• **SHORT PROBLEM**:
Please copy the lines below word for word, leaving out the pictures.

• **EXERCISE INPUTS**:

-- Begin --

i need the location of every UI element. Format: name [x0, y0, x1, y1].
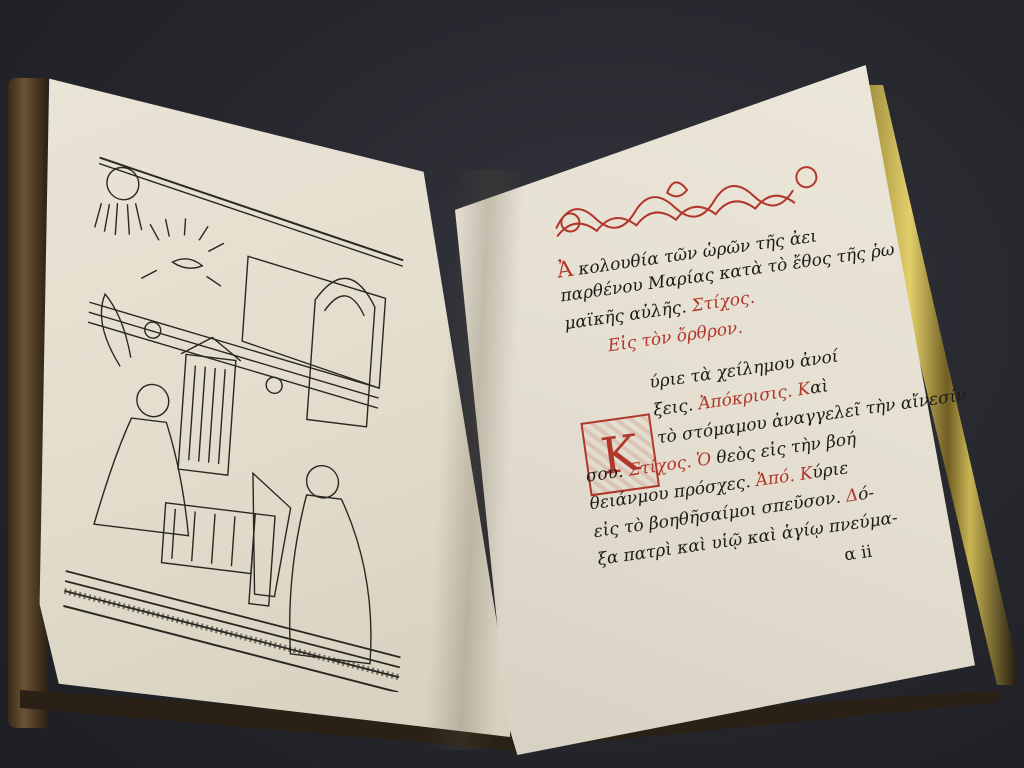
book-cover-left-edge — [8, 78, 48, 728]
right-page-text: Ἀ κολουθία τῶν ὡρῶν τῆς ἀει παρθένου Μαρ… — [540, 105, 921, 605]
annunciation-woodcut — [60, 152, 443, 693]
lectern-icon — [244, 473, 293, 608]
angel-figure-icon — [87, 294, 205, 536]
virgin-figure-icon — [286, 463, 383, 664]
god-the-father-icon — [94, 165, 145, 239]
folio-signature: α ii — [843, 542, 873, 566]
holy-spirit-dove-icon — [141, 214, 225, 289]
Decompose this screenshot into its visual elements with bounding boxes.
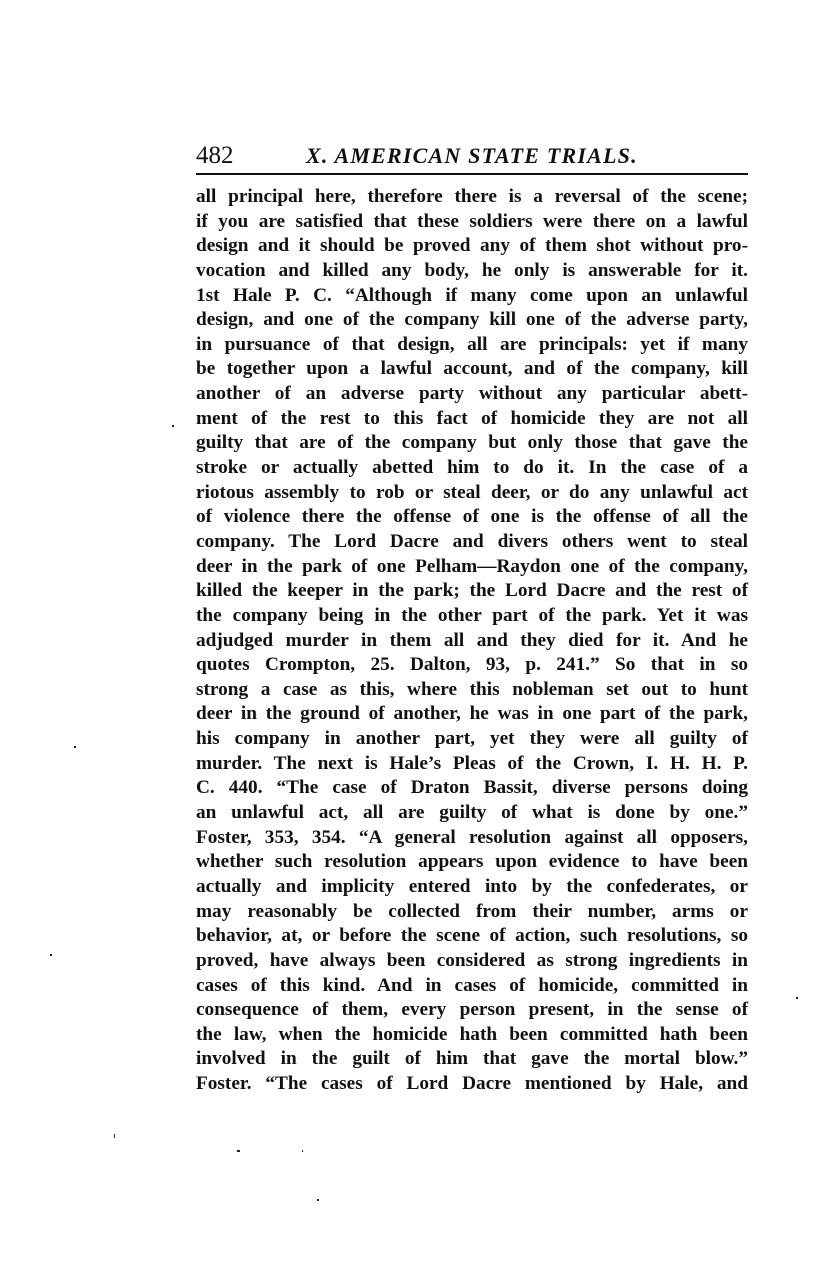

-- End --

• **THE RESULT**:
i need the location of every UI element. Format: name [x0, y0, x1, y1].
book-cover-left-edge — [8, 78, 48, 728]
right-page-text: Ἀ κολουθία τῶν ὡρῶν τῆς ἀει παρθένου Μαρ… — [540, 105, 921, 605]
annunciation-woodcut — [60, 152, 443, 693]
lectern-icon — [244, 473, 293, 608]
angel-figure-icon — [87, 294, 205, 536]
virgin-figure-icon — [286, 463, 383, 664]
god-the-father-icon — [94, 165, 145, 239]
folio-signature: α ii — [843, 542, 873, 566]
holy-spirit-dove-icon — [141, 214, 225, 289]
Decompose this screenshot into its visual elements with bounding boxes.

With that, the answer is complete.